• SHORT TASK:
Wherever the word "this" shows up in a line, please copy that line.

• DATA LISTING:
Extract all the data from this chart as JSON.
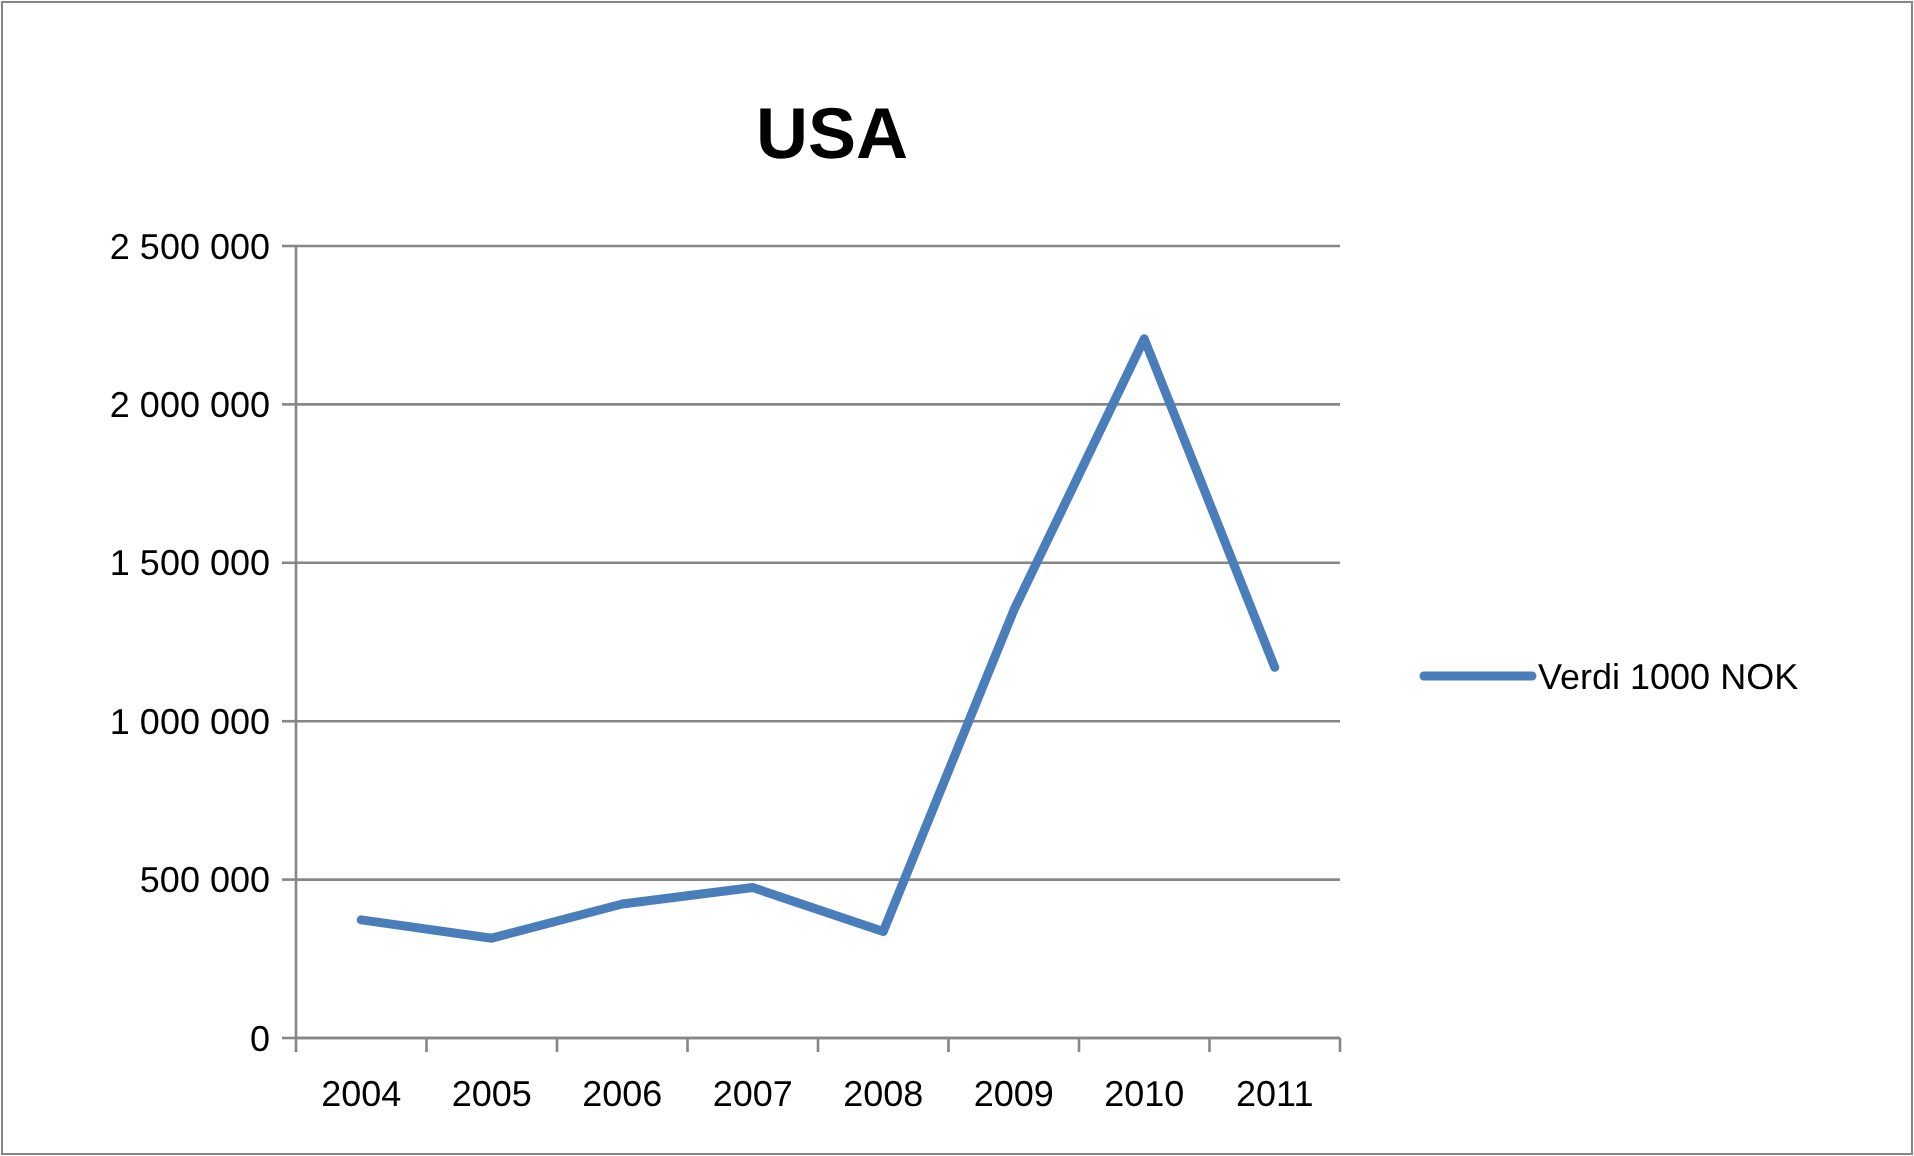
{
  "chart_data": {
    "type": "line",
    "title": "USA",
    "categories": [
      "2004",
      "2005",
      "2006",
      "2007",
      "2008",
      "2009",
      "2010",
      "2011"
    ],
    "series": [
      {
        "name": "Verdi 1000 NOK",
        "color": "#4a7ebb",
        "values": [
          373000,
          315000,
          423000,
          475000,
          336000,
          1350000,
          2207000,
          1170000
        ]
      }
    ],
    "ylim": [
      0,
      2500000
    ],
    "yticks": [
      {
        "value": 0,
        "label": "0"
      },
      {
        "value": 500000,
        "label": "500 000"
      },
      {
        "value": 1000000,
        "label": "1 000 000"
      },
      {
        "value": 1500000,
        "label": "1 500 000"
      },
      {
        "value": 2000000,
        "label": "2 000 000"
      },
      {
        "value": 2500000,
        "label": "2 500 000"
      }
    ],
    "grid": "y",
    "legend": "right",
    "marker": "none",
    "line_style": "solid"
  }
}
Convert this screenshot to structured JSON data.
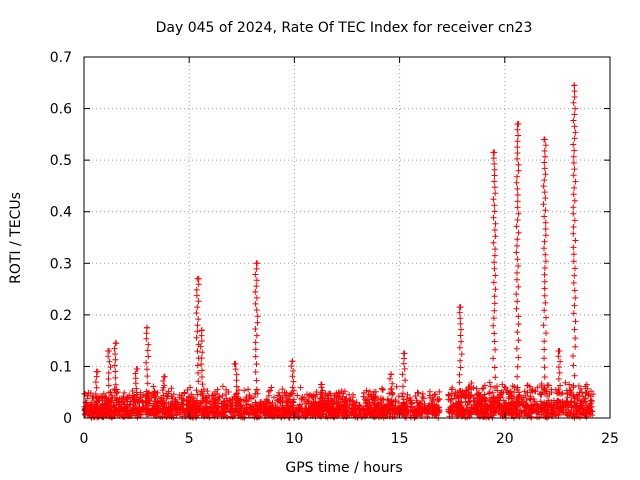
{
  "chart_data": {
    "type": "scatter",
    "title": "Day 045 of 2024, Rate Of TEC Index for receiver cn23",
    "xlabel": "GPS time / hours",
    "ylabel": "ROTI / TECUs",
    "xlim": [
      0,
      25
    ],
    "ylim": [
      0,
      0.7
    ],
    "grid": true,
    "marker": "+",
    "color": "#ff0000",
    "x_ticks": [
      0,
      5,
      10,
      15,
      20,
      25
    ],
    "y_ticks": [
      0,
      0.1,
      0.2,
      0.3,
      0.4,
      0.5,
      0.6,
      0.7
    ],
    "x_tick_labels": [
      "0",
      "5",
      "10",
      "15",
      "20",
      "25"
    ],
    "y_tick_labels": [
      "0",
      "0.1",
      "0.2",
      "0.3",
      "0.4",
      "0.5",
      "0.6",
      "0.7"
    ],
    "baseline_segments": [
      {
        "x_start": 0.0,
        "x_end": 16.9,
        "level": 0.02,
        "spread": 0.035
      },
      {
        "x_start": 17.3,
        "x_end": 24.2,
        "level": 0.025,
        "spread": 0.04
      }
    ],
    "spikes": [
      {
        "x": 0.6,
        "y": 0.09
      },
      {
        "x": 1.2,
        "y": 0.13
      },
      {
        "x": 1.5,
        "y": 0.145
      },
      {
        "x": 2.5,
        "y": 0.095
      },
      {
        "x": 3.0,
        "y": 0.175
      },
      {
        "x": 3.8,
        "y": 0.08
      },
      {
        "x": 5.4,
        "y": 0.27
      },
      {
        "x": 5.6,
        "y": 0.17
      },
      {
        "x": 7.2,
        "y": 0.105
      },
      {
        "x": 8.2,
        "y": 0.3
      },
      {
        "x": 9.9,
        "y": 0.11
      },
      {
        "x": 11.3,
        "y": 0.065
      },
      {
        "x": 14.6,
        "y": 0.085
      },
      {
        "x": 15.2,
        "y": 0.125
      },
      {
        "x": 17.9,
        "y": 0.215
      },
      {
        "x": 18.3,
        "y": 0.06
      },
      {
        "x": 19.5,
        "y": 0.515
      },
      {
        "x": 20.6,
        "y": 0.57
      },
      {
        "x": 21.9,
        "y": 0.54
      },
      {
        "x": 22.6,
        "y": 0.13
      },
      {
        "x": 23.3,
        "y": 0.645
      }
    ]
  }
}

• SOLUTION TO THE EXERCISE:
Extract all the data from this chart as JSON.
Convert this screenshot to structured JSON data.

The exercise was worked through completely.